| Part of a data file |

- - - -

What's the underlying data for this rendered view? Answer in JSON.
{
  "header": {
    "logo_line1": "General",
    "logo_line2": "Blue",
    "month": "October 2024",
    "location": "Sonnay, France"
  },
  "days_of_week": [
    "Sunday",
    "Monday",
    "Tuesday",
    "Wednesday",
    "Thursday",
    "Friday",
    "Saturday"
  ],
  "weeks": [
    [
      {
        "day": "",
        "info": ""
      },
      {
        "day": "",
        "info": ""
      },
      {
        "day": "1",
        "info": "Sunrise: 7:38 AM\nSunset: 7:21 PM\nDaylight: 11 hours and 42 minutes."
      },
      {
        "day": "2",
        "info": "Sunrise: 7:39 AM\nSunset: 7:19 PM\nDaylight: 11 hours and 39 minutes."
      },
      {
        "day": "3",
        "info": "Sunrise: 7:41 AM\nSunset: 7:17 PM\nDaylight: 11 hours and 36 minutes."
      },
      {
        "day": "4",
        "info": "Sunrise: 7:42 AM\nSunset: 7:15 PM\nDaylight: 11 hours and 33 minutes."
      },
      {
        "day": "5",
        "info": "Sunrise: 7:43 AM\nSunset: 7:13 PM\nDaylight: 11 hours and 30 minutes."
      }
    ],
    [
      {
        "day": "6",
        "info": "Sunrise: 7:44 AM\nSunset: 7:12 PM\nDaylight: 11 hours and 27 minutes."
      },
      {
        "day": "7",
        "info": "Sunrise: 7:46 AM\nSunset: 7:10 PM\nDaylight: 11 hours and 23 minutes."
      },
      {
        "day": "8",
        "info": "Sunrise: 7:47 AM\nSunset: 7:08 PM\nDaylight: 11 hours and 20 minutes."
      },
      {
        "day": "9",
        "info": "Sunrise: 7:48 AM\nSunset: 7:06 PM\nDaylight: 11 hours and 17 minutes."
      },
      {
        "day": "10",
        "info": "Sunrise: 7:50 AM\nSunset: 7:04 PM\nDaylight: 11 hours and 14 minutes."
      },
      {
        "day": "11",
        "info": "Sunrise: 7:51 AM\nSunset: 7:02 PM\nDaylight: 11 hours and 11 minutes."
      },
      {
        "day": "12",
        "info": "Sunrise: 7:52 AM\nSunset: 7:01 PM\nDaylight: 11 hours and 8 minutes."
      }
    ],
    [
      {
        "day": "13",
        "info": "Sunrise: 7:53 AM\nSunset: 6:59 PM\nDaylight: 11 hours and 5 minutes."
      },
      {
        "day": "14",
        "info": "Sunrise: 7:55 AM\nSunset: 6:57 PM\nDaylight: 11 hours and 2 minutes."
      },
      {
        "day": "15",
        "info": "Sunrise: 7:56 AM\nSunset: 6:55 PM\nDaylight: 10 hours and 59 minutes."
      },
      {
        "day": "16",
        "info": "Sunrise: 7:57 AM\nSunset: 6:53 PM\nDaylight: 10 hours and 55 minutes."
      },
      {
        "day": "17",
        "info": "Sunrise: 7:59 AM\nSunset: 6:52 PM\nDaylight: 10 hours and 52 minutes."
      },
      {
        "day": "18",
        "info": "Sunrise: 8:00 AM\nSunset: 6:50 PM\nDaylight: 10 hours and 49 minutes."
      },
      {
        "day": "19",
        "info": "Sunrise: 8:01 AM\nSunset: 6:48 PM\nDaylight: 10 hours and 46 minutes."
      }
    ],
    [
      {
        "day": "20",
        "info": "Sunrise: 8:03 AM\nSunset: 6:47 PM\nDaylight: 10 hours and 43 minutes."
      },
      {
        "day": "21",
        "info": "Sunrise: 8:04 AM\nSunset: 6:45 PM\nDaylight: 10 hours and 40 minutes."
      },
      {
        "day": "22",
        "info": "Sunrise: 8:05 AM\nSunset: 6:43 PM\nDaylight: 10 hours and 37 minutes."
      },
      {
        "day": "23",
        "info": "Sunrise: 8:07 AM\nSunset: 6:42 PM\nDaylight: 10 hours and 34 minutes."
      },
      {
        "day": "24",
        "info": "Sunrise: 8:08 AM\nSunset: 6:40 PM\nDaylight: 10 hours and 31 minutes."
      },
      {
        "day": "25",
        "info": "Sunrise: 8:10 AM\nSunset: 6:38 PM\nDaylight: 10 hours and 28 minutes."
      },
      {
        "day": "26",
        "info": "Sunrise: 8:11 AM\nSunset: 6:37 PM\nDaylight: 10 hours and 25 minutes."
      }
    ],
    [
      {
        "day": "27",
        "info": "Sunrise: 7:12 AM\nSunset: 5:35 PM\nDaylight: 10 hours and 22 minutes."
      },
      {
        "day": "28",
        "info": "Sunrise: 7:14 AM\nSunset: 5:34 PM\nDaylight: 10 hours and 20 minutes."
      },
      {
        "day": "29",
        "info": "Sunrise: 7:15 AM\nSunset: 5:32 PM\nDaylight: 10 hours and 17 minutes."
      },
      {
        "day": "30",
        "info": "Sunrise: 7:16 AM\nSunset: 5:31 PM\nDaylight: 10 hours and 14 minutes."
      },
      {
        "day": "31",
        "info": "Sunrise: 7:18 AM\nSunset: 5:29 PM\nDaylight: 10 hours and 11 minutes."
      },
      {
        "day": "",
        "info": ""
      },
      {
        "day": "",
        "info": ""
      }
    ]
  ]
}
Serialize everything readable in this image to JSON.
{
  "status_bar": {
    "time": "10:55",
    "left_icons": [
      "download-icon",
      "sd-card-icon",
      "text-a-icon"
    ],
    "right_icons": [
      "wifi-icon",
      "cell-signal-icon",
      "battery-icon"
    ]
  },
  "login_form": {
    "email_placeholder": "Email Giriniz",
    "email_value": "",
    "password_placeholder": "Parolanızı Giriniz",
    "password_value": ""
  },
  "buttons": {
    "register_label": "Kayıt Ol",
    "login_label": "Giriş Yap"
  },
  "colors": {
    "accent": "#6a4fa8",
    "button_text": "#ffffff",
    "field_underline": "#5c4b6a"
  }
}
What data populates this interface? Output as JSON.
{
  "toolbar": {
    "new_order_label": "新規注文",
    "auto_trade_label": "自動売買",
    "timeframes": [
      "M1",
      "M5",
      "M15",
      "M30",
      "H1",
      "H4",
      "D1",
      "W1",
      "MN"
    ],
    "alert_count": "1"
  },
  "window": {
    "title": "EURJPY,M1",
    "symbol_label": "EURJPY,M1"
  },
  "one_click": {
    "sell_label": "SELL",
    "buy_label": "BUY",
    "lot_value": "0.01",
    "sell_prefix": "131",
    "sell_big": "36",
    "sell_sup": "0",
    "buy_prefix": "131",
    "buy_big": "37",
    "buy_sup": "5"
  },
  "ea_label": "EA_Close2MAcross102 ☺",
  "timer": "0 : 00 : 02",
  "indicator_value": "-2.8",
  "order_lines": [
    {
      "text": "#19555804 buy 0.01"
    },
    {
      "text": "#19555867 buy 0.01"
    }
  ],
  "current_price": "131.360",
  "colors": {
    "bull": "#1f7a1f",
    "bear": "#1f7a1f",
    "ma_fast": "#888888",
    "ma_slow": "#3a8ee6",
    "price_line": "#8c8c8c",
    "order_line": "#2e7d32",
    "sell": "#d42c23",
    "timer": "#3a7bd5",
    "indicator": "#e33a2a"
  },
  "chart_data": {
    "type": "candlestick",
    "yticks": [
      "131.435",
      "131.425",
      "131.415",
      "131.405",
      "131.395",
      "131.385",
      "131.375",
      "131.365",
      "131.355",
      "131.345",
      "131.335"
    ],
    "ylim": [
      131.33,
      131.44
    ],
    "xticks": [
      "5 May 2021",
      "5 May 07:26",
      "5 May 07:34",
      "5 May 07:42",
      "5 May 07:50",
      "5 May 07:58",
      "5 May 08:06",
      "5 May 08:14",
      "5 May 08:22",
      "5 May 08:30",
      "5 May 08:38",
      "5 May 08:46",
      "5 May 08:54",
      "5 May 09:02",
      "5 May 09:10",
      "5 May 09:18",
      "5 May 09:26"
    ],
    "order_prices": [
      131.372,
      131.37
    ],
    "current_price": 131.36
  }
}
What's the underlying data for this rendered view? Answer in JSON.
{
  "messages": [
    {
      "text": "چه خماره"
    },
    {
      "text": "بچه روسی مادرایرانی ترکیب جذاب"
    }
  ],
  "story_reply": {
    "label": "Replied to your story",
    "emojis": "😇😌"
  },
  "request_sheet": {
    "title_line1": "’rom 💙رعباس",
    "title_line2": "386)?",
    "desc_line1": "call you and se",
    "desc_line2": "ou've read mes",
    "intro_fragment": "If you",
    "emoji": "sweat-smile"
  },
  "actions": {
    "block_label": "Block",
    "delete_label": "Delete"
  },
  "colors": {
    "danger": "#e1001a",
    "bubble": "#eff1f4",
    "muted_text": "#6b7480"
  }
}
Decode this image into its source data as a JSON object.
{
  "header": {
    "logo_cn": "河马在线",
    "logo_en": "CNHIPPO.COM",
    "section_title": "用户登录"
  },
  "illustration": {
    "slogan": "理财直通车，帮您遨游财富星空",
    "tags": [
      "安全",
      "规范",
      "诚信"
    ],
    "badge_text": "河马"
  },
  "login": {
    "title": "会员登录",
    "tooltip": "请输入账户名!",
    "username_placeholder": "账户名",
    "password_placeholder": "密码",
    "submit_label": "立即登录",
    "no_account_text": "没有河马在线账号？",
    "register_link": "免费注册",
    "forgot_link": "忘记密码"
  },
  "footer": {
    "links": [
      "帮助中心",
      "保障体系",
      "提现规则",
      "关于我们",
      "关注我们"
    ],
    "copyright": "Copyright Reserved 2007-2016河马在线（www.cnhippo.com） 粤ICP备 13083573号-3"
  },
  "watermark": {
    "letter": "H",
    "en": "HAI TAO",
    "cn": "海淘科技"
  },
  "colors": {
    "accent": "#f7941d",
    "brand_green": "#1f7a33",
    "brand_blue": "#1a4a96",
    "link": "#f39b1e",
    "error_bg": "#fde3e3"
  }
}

- - - -

Select every line in the material above where the string "image" occurs, and copy it.

| EXERCISE RESULT |
Serialize everything readable in this image to JSON.
Decode this image into its source data as a JSON object.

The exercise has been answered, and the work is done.